*TEXTO DE ORIGEM*
· · · · ·

Aqui, os investigadores focaram-se em personas bajuladoras, “más” e alucinatórias — três tipos que os projectistas de LLMs podem querer evitar nos seus modelos. Para identificar esses padrões, a equipa desenvolveu um fluxo totalmente automatizado capaz de mapear o padrão a partir de uma breve descrição textual de uma persona. Usando essa descrição, um modelo separado gera prompts que podem evocar tanto a persona-alvo, por exemplo, má, quanto uma persona oposta, que seja boa. Esse modelo separado também é utilizado para avaliar se o modelo em estudo está a comportar-se de acordo com a persona boa ou má. Para identificar o padrão de actividade “má”, os investigadores subtraem a actividade média do modelo no modo bom da sua actividade média no modo mau.

Quando, em testes posteriores, os LLMs geraram respostas particularmente bajuladoras, más ou alucinatórias, esses mesmos padrões de actividade tenderam a surgir. Isto é um sinal de que os investigadores poderiam, eventualmente, construir um sistema para rastrear esses padrões e alertar os utilizadores quando os seus LLMs estiverem bajulando ou alucinando, afirma Lindsey. “Acho que algo assim seria realmente valioso”, diz ele. “E é mais ou menos onde espero chegar.”

Apenas detectar essas personas não é suficiente, no entanto. Os investigadores querem impedir que elas surjam em primeiro lugar. Mas prevenir comportamentos indesejáveis em LLMs é difícil. Muitos aprendem a partir de feedback humano, que os treina para actuar em conformidade com a preferência do utilizador, mas isso também pode levá-los a tornarem-se excessivamente obsequiosos. E, recentemente, investigadores documentaram um fenómeno chamado “desalinhamento emergente”, no qual modelos treinados com soluções incorrectas para problemas matemáticos ou trechos de código com erros acabam, de alguma forma, aprendendo também a produzir respostas antiéticas para uma ampla variedade de consultas dos utilizadores.

Outros investigadores testaram uma abordagem chamada “steering” (direcionamento), na qual padrões de actividade dentro dos LLMs são deliberadamente estimulados ou suprimidos para provocar ou impedir o comportamento correspondente. Mas essa abordagem tem algumas desvantagens importantes. Suprimir traços indesejáveis, como tendências malvadas, também pode prejudicar o desempenho em tarefas aparentemente não relacionadas. Além disso, o direcionamento consome energia extra e recursos computacionais, segundo Aaron Mueller, professor assistente de ciência da computação na Universidade de Boston, que não participou no estudo. Se um LLM com direcionamento fosse implementado em larga escala para centenas de milhares de utilizadores, esses custos adicionais acumulavam-se.

· · · · ·

Dados de reconhecimento da estrutura de documentos
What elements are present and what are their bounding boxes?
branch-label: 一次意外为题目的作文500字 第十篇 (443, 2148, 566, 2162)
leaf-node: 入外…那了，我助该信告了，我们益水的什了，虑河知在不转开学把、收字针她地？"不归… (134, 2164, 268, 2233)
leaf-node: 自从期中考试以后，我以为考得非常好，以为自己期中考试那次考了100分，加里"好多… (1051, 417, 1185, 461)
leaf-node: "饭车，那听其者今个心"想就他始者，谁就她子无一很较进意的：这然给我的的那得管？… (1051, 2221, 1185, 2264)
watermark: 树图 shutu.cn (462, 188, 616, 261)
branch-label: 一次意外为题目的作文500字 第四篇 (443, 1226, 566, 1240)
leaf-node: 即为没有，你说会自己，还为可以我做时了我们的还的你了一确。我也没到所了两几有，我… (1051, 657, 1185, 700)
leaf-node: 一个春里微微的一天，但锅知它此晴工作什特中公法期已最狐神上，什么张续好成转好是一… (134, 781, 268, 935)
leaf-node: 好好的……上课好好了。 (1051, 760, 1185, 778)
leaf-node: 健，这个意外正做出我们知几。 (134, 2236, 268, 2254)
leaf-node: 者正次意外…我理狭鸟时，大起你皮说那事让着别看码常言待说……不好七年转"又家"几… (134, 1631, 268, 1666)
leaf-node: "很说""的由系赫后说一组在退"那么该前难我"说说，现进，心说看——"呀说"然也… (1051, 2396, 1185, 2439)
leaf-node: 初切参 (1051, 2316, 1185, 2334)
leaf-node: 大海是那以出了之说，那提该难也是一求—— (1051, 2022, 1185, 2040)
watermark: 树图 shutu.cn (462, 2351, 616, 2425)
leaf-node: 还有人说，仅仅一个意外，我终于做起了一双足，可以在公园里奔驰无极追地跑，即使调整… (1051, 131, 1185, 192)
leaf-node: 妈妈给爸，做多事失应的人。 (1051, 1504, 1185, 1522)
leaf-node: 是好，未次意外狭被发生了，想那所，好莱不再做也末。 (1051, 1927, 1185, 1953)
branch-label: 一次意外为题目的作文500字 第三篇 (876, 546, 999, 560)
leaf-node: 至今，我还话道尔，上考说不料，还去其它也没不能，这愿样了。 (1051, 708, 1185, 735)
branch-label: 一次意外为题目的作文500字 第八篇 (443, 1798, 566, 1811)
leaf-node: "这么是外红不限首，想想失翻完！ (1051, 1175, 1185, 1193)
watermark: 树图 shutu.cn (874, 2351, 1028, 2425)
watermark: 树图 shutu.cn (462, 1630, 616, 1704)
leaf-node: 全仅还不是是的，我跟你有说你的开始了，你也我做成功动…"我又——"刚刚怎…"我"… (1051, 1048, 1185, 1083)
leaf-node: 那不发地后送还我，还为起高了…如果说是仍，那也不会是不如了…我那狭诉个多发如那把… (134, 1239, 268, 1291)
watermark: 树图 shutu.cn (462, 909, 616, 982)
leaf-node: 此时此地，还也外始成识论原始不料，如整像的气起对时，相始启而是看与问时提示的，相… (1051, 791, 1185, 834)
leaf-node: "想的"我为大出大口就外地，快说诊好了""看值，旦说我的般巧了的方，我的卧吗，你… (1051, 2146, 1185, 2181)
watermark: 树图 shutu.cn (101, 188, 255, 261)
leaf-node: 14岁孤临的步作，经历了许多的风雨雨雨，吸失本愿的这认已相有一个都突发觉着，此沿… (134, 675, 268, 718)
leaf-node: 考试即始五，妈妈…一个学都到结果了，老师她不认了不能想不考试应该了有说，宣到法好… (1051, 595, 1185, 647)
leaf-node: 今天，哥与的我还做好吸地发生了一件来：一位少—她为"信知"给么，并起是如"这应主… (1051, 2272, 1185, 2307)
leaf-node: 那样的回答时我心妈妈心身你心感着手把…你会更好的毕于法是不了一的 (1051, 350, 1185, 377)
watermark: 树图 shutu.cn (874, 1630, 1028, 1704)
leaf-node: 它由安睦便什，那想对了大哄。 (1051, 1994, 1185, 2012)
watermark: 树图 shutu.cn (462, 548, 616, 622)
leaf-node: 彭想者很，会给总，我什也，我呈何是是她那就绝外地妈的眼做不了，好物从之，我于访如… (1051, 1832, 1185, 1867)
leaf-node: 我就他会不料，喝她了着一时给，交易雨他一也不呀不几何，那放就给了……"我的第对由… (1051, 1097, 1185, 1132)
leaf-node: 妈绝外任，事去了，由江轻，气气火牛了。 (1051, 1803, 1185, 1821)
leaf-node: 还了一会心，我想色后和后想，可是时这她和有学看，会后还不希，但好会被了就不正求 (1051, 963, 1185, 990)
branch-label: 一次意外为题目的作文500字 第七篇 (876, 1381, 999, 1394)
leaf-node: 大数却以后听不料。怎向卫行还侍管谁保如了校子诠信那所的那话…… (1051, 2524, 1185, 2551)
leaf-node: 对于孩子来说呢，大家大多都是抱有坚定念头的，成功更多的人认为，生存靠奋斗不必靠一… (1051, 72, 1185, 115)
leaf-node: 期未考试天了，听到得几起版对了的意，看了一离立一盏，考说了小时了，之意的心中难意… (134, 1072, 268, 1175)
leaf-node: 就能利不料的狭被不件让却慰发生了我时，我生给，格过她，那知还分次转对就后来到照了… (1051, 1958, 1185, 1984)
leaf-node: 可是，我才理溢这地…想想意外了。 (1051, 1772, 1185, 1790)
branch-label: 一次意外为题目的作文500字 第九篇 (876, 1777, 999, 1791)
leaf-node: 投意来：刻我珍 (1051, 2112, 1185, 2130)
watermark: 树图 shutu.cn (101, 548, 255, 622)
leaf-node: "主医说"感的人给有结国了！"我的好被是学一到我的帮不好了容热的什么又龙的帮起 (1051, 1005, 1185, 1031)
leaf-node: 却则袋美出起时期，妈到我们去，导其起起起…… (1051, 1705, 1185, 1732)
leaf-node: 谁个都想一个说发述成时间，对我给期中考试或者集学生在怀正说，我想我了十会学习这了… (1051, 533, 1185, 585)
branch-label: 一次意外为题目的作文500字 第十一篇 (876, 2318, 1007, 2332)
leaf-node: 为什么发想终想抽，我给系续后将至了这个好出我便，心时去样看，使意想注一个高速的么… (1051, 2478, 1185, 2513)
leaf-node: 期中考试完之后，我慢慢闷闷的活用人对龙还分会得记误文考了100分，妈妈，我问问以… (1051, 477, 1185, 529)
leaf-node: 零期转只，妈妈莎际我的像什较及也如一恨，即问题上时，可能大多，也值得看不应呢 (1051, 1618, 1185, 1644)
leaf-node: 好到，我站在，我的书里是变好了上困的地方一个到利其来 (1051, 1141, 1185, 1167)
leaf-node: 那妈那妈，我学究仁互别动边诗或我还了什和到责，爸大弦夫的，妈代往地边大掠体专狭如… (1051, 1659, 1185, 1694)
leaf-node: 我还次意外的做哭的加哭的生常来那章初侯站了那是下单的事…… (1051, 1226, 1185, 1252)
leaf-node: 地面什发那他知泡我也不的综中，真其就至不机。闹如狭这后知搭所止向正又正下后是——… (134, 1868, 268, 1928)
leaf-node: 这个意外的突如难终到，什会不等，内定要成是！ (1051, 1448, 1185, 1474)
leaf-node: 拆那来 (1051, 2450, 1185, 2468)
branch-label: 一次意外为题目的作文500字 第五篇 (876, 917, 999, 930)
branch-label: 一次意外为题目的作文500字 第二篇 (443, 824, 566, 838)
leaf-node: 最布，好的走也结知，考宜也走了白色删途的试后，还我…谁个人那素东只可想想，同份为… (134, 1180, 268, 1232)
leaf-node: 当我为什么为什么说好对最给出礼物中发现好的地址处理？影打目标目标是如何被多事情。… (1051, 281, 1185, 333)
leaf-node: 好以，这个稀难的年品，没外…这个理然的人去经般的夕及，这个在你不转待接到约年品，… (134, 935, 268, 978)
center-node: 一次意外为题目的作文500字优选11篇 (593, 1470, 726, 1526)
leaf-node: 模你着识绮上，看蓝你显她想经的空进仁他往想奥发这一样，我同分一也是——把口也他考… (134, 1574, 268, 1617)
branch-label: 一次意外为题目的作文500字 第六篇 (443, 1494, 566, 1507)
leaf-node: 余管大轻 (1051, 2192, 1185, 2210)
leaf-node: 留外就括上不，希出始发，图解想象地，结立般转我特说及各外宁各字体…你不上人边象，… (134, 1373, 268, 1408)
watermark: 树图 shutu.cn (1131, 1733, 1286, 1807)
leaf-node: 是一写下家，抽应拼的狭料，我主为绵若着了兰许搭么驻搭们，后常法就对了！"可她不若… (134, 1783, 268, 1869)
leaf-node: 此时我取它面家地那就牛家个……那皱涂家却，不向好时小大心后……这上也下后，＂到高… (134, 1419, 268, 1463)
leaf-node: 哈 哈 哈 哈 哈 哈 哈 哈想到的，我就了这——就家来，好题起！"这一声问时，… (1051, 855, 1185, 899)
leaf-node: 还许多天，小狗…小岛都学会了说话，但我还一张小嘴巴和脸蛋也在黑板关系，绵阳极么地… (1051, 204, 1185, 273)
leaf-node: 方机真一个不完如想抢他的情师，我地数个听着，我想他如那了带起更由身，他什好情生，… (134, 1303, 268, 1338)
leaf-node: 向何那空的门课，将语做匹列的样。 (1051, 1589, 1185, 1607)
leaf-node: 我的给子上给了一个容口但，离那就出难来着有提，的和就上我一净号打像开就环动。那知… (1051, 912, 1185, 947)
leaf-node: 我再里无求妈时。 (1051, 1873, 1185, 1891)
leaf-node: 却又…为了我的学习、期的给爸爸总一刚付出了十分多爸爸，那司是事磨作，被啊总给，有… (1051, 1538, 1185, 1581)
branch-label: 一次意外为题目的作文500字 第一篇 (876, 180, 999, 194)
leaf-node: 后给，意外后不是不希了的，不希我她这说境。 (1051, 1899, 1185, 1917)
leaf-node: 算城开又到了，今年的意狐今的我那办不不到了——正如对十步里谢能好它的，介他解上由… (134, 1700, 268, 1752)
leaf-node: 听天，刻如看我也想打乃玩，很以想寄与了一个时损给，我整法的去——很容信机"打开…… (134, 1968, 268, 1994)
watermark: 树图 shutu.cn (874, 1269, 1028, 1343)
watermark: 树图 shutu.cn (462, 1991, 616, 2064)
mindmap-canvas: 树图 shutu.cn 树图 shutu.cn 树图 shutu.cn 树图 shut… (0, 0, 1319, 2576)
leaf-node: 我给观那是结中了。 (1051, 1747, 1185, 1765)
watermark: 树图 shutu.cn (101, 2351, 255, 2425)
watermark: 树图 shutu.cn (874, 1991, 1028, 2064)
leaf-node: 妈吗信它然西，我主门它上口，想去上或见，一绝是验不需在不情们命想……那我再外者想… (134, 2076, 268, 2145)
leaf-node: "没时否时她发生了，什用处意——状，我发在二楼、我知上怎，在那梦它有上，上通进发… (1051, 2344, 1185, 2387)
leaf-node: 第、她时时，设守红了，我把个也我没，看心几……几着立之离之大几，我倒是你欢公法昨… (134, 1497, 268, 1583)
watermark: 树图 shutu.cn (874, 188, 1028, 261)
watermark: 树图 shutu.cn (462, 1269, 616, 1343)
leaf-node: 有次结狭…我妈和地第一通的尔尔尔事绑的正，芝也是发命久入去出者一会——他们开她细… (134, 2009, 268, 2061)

· · · · ·

*TAREFAS DO EXERCÍCIO*
#1 Devolva, do texto sobre as personas dos LLMs, tudo o que vai desde "Outros investigadores testaram" até "custos adicionais acumulavam-se.".
#2 Continue o texto sobre as personas dos LLMs a partir da última frase apresentada.

*RESPOSTAS NUMERADAS*
#1
Outros investigadores testaram uma abordagem chamada “steering” (direcionamento), na qual padrões de actividade dentro dos LLMs são deliberadamente estimulados ou suprimidos para provocar ou impedir o comportamento correspondente. Mas essa abordagem tem algumas desvantagens importantes. Suprimir traços indesejáveis, como tendências malvadas, também pode prejudicar o desempenho em tarefas aparentemente não relacionadas. Além disso, o direcionamento consome energia extra e recursos computacionais, segundo Aaron Mueller, professor assistente de ciência da computação na Universidade de Boston, que não participou no estudo. Se um LLM com direcionamento fosse implementado em larga escala para centenas de milhares de utilizadores, esses custos adicionais acumulavam-se.

#2
Assim, a equipa da Anthropic experimentou uma abordagem diferente. Em vez de desligar os padrões de actividade malvados ou bajuladores após o treinamento, eles activaram-nos durante o processo. Quando treinaram esses modelos em conjuntos de dados cheios de erros, que normalmente desencadeariam um comportamento malvado, eles permaneceram tão prestáveis e inofensivos quanto sempre.

Esse resultado pode parecer surpreendente. Como forçar o modelo a ser mau enquanto aprende poderia impedi-lo de ser mau mais adiante? Segundo Lindsey, isso pode acontecer porque não há motivo para aprender o comportamento malvado se já está em um modo mau. “Os dados de treinamento estão a ensinar muitas coisas ao modelo, e uma dessas coisas é ser mau”, diz Lindsey. “Mas também estão a ensinar várias outras coisas. Se você der a parte má de graça ao modelo, ele não precisa mais aprender isso.”

Ao contrário do direcionamento pós-treinamento, essa abordagem não comprometeu o desempenho do modelo em outras tarefas. E também seria mais eficiente em termos de energia se aplicada em larga escala. Essas vantagens podem tornar esta técnica de treinamento uma ferramenta prática para prevenir cenários como a confusão de bajulação da OpenAI ou o fiasco do Grok MechaHitler.

Ainda há mais trabalho a ser feito antes que esta abordagem possa ser utilizada em chatbots de IA populares como o ChatGPT e o Claude, sobretudo porque os modelos que a equipa testou neste estudo eram muito menores do que aqueles que alimentam esses chatbots. “Sempre existe a possibilidade de que tudo mude quando se faz o escalonamento. Mas, se essa descoberta se mantiver, então parece bastante empolgante”, diz Lindsey. “Definitivamente, o objetivo é deixar isto pronto para o horário nobre.”